§ **WHAT IS NEEDED**: Give only the number of lines in the listing below where the string "this" occurs.

▼▼▼

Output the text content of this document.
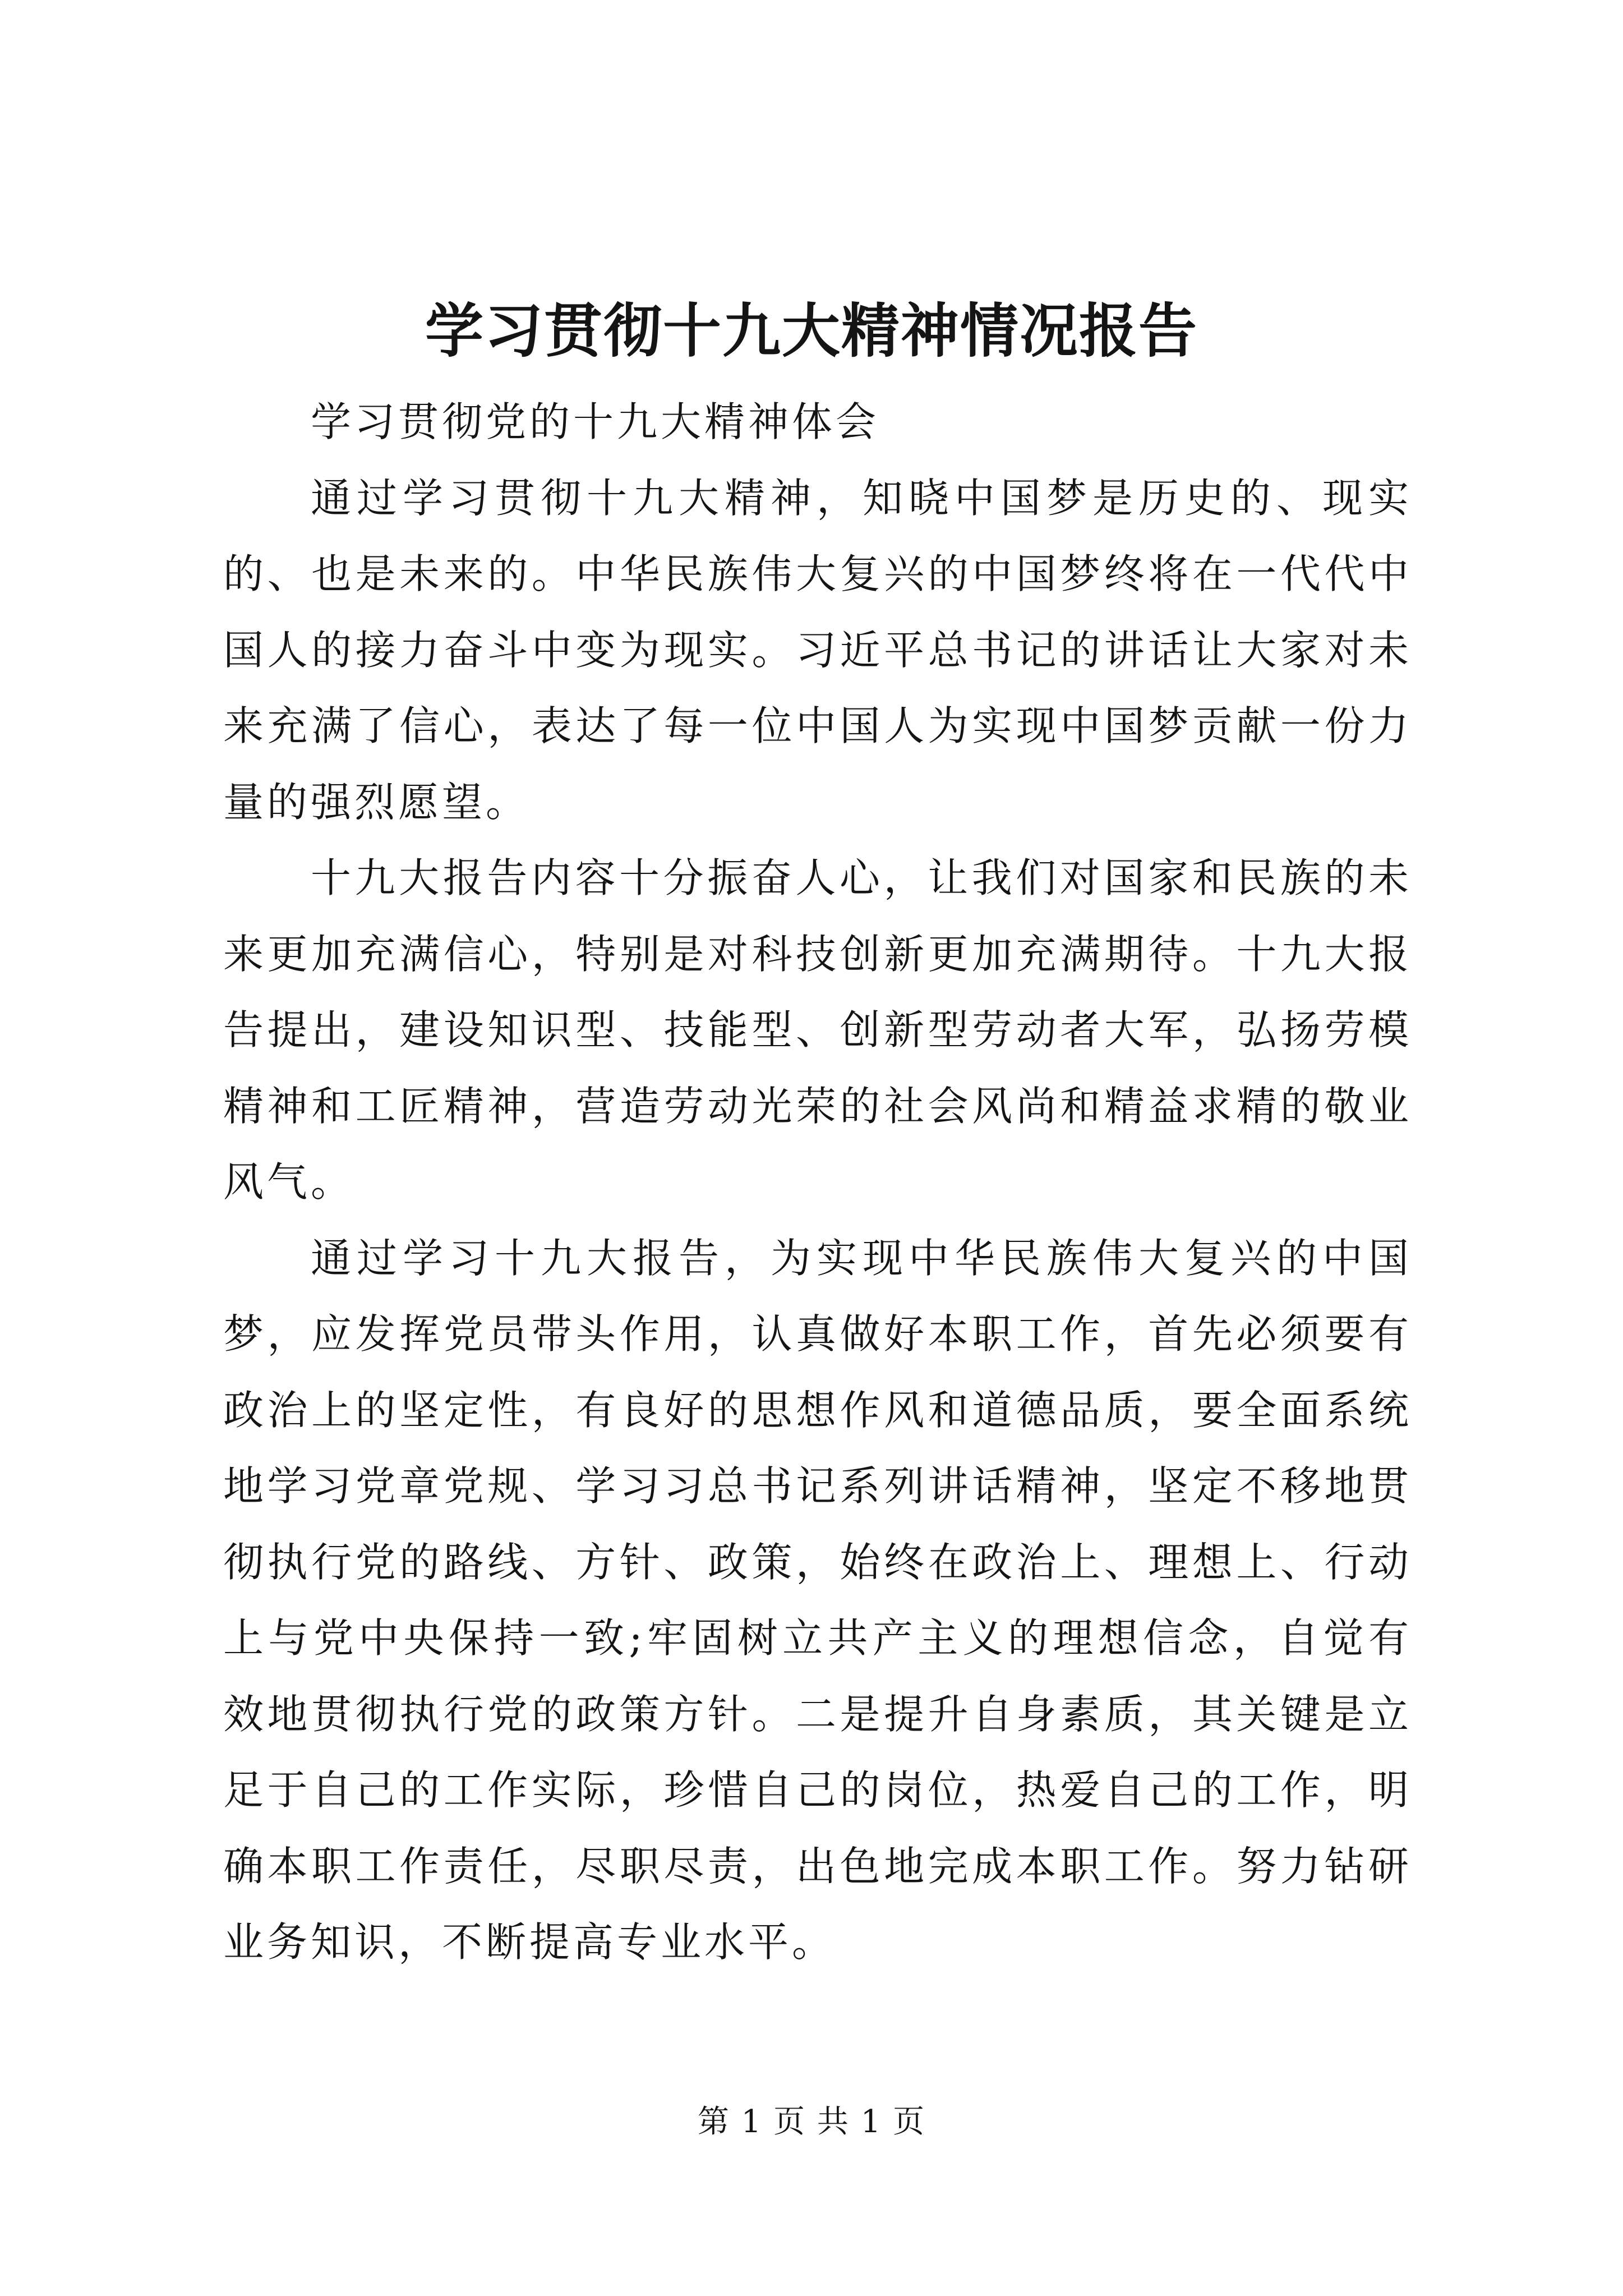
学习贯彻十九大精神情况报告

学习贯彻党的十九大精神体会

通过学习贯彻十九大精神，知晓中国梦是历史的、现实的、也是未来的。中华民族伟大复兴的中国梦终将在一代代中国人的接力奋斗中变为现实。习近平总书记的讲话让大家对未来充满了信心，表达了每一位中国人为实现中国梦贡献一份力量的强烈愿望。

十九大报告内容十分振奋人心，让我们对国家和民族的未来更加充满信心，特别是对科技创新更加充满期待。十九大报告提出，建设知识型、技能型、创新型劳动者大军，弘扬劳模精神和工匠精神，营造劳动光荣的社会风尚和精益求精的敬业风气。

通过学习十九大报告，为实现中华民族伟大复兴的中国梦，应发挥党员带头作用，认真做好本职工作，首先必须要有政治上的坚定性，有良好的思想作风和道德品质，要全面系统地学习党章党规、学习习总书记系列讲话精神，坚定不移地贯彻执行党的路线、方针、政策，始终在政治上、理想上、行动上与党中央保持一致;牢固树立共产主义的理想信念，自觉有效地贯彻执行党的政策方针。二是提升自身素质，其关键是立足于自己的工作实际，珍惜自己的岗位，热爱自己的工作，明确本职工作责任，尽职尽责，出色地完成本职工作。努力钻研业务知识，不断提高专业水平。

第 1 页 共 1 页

▲▲▲
▼▼▼

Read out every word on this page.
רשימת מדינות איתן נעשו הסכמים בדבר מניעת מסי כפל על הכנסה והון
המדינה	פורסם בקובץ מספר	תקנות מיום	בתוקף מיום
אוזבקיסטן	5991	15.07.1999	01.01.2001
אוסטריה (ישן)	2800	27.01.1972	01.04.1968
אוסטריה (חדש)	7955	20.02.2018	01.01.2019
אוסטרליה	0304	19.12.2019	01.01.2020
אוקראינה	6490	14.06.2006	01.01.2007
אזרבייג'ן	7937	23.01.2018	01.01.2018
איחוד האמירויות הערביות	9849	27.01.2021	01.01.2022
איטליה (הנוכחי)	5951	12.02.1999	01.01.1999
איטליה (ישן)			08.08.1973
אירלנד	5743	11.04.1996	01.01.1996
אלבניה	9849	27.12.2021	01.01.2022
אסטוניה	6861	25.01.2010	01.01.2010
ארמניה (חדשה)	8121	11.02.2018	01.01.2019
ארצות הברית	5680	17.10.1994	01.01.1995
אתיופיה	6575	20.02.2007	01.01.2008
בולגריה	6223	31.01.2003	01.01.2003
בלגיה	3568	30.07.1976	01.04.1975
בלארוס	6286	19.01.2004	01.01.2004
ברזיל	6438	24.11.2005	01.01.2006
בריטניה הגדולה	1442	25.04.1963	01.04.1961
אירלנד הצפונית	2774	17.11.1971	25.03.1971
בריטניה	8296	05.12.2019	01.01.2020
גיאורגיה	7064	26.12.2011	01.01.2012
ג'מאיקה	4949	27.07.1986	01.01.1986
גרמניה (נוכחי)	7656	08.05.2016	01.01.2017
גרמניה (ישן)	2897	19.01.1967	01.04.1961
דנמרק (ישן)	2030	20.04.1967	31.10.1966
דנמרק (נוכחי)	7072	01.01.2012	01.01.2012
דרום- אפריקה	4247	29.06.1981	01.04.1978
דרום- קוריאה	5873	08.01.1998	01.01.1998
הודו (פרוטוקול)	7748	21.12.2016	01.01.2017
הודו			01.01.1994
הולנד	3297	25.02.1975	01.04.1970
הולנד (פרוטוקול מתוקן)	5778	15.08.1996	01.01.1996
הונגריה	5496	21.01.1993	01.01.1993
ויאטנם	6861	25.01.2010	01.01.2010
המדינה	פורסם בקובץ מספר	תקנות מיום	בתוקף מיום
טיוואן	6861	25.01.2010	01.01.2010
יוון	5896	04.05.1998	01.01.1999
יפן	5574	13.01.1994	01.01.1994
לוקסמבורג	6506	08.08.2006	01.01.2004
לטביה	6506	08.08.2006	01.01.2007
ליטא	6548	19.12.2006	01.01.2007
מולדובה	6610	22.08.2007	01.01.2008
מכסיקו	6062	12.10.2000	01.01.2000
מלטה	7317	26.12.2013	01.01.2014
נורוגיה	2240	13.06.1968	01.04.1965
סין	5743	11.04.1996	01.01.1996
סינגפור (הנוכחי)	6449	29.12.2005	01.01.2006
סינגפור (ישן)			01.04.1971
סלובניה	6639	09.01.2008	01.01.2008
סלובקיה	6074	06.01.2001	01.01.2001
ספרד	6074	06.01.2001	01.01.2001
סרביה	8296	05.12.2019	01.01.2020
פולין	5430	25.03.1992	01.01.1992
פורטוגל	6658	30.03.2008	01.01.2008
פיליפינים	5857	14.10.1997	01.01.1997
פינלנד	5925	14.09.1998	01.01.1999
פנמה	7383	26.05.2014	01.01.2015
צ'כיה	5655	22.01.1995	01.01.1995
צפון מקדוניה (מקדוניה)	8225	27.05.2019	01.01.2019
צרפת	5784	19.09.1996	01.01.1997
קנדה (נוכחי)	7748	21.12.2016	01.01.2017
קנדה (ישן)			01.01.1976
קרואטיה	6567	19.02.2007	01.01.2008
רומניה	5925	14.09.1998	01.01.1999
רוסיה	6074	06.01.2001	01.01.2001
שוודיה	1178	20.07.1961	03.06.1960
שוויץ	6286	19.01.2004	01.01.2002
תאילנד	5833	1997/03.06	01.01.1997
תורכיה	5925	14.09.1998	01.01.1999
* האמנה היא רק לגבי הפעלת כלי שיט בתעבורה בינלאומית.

▲▲▲
▼▼▼

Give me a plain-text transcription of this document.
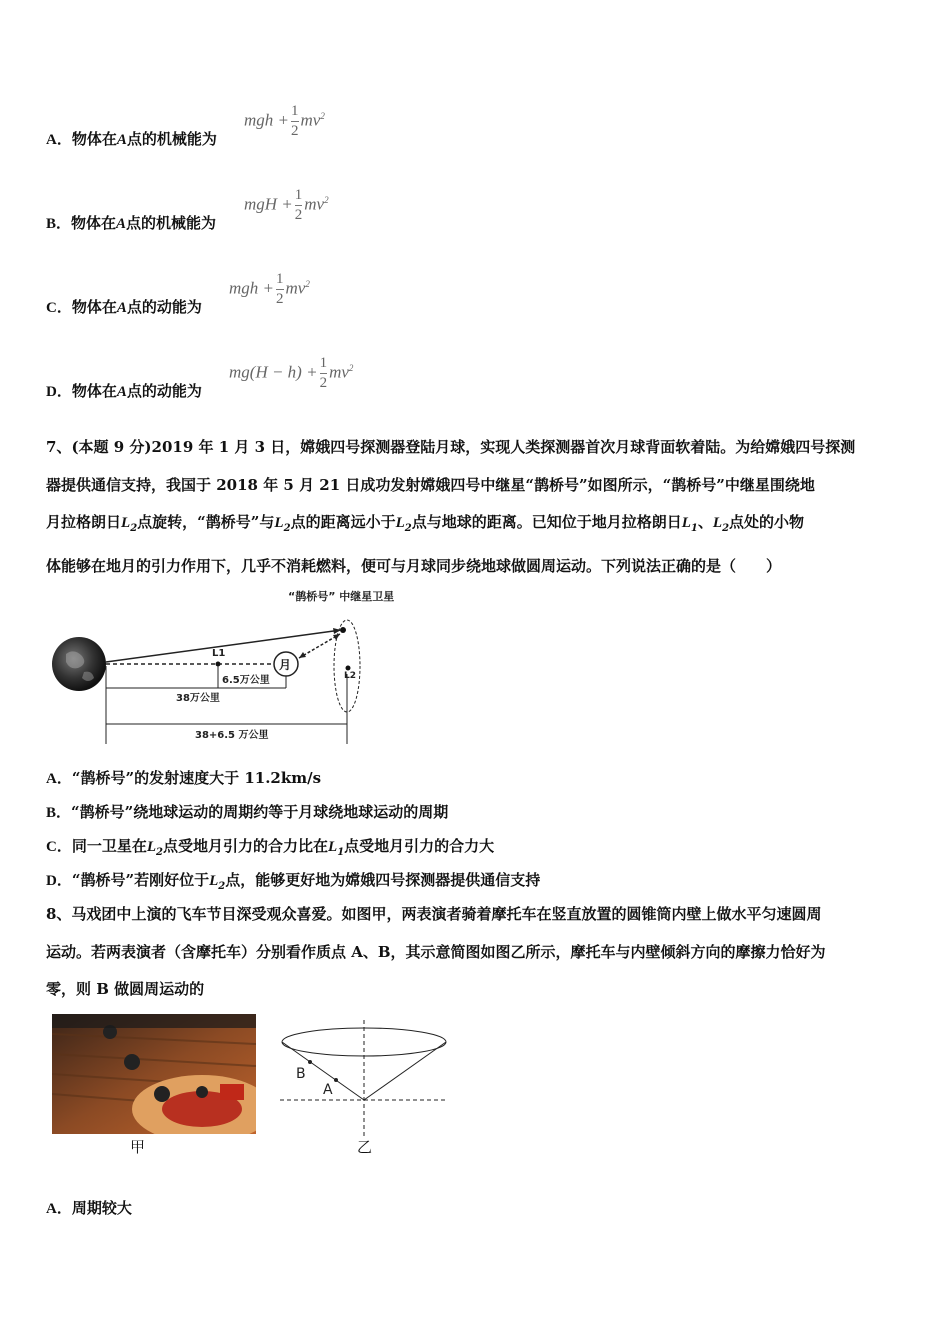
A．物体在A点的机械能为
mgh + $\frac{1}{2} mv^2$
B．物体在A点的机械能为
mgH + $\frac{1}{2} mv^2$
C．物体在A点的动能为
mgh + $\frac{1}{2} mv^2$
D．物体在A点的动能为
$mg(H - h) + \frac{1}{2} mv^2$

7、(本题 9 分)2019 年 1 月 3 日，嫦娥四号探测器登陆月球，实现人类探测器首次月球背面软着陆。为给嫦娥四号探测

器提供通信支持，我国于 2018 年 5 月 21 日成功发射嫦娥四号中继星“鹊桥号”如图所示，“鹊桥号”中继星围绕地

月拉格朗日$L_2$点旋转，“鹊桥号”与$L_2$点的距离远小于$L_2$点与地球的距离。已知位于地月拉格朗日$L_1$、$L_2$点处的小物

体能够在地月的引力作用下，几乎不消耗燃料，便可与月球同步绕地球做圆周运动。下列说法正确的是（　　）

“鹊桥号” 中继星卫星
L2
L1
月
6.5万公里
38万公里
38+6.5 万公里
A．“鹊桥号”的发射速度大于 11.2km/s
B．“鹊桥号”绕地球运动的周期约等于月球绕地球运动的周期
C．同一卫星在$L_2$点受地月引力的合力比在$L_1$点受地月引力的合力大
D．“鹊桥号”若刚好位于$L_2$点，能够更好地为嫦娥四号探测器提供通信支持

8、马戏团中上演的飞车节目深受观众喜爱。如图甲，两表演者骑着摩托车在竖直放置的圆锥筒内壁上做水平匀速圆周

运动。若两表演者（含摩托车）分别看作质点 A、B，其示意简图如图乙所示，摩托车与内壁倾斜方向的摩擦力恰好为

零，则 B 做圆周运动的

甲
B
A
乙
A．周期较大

▲▲▲

§ **ANSWER BELOW**: 3